GIVEN PROBLEM: The records below hold pictures; please leave those out and retype the rest exactly.

RECORDED INFORMATION:
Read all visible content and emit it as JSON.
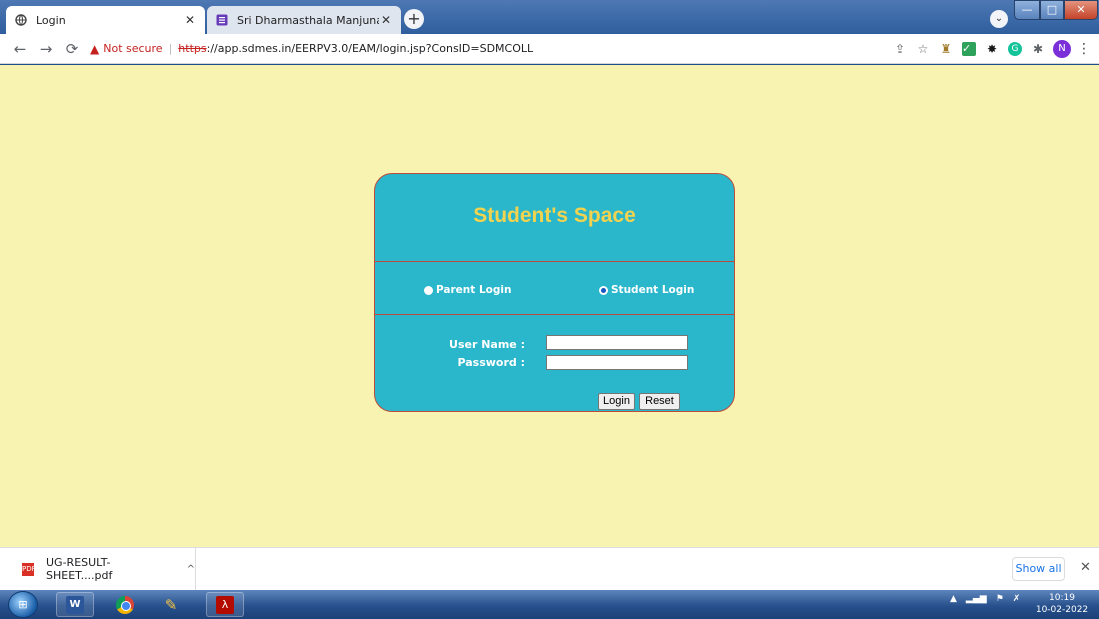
{
  "browser": {
    "tabs": [
      {
        "title": "Login",
        "active": true
      },
      {
        "title": "Sri Dharmasthala Manjunathesh",
        "active": false
      }
    ],
    "new_tab_label": "+",
    "url": {
      "warning_text": "Not secure",
      "separator": "|",
      "scheme": "https",
      "rest": "://app.sdmes.in/EERPV3.0/EAM/login.jsp?ConsID=SDMCOLL"
    },
    "profile_initial": "N"
  },
  "page": {
    "background_color": "#f8f3b0",
    "card_color": "#2ab6cb",
    "title": "Student's Space",
    "parent_login_label": "Parent Login",
    "student_login_label": "Student Login",
    "selected_login": "student",
    "username_label": "User Name :",
    "password_label": "Password :",
    "username_value": "",
    "password_value": "",
    "login_button_label": "Login",
    "reset_button_label": "Reset"
  },
  "downloads": {
    "file_name": "UG-RESULT-SHEET....pdf",
    "show_all_label": "Show all"
  },
  "taskbar": {
    "time": "10:19",
    "date": "10-02-2022"
  }
}
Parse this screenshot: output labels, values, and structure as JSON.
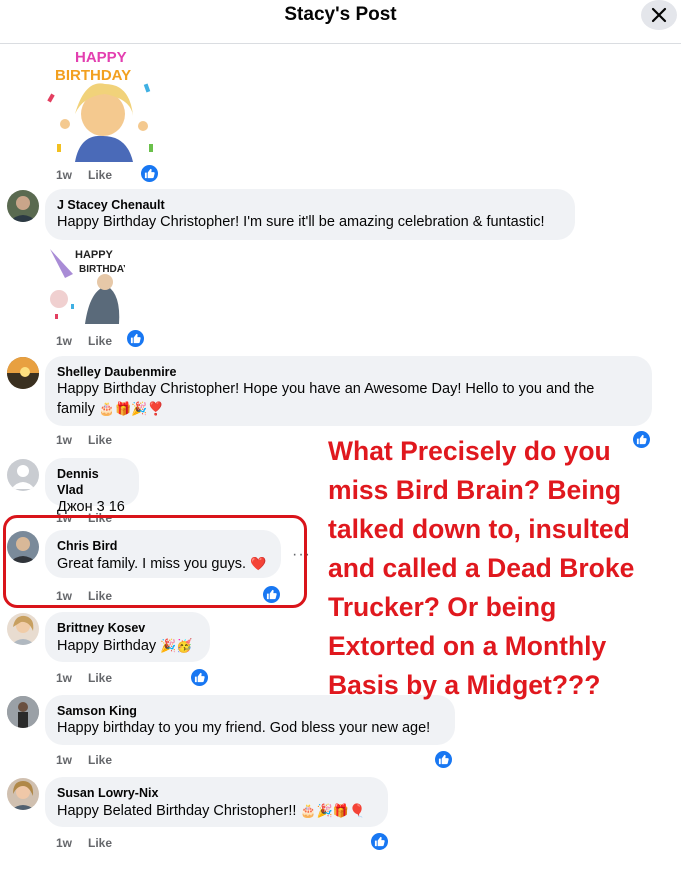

FINAL ANSWER:
Read all visible content and emit it as JSON.
{
  "browser": {
    "tabs": [
      {
        "title": "Login",
        "active": true
      },
      {
        "title": "Sri Dharmasthala Manjunathesh",
        "active": false
      }
    ],
    "new_tab_label": "+",
    "url": {
      "warning_text": "Not secure",
      "separator": "|",
      "scheme": "https",
      "rest": "://app.sdmes.in/EERPV3.0/EAM/login.jsp?ConsID=SDMCOLL"
    },
    "profile_initial": "N"
  },
  "page": {
    "background_color": "#f8f3b0",
    "card_color": "#2ab6cb",
    "title": "Student's Space",
    "parent_login_label": "Parent Login",
    "student_login_label": "Student Login",
    "selected_login": "student",
    "username_label": "User Name :",
    "password_label": "Password :",
    "username_value": "",
    "password_value": "",
    "login_button_label": "Login",
    "reset_button_label": "Reset"
  },
  "downloads": {
    "file_name": "UG-RESULT-SHEET....pdf",
    "show_all_label": "Show all"
  },
  "taskbar": {
    "time": "10:19",
    "date": "10-02-2022"
  }
}
Parse this screenshot: output labels, values, and structure as JSON.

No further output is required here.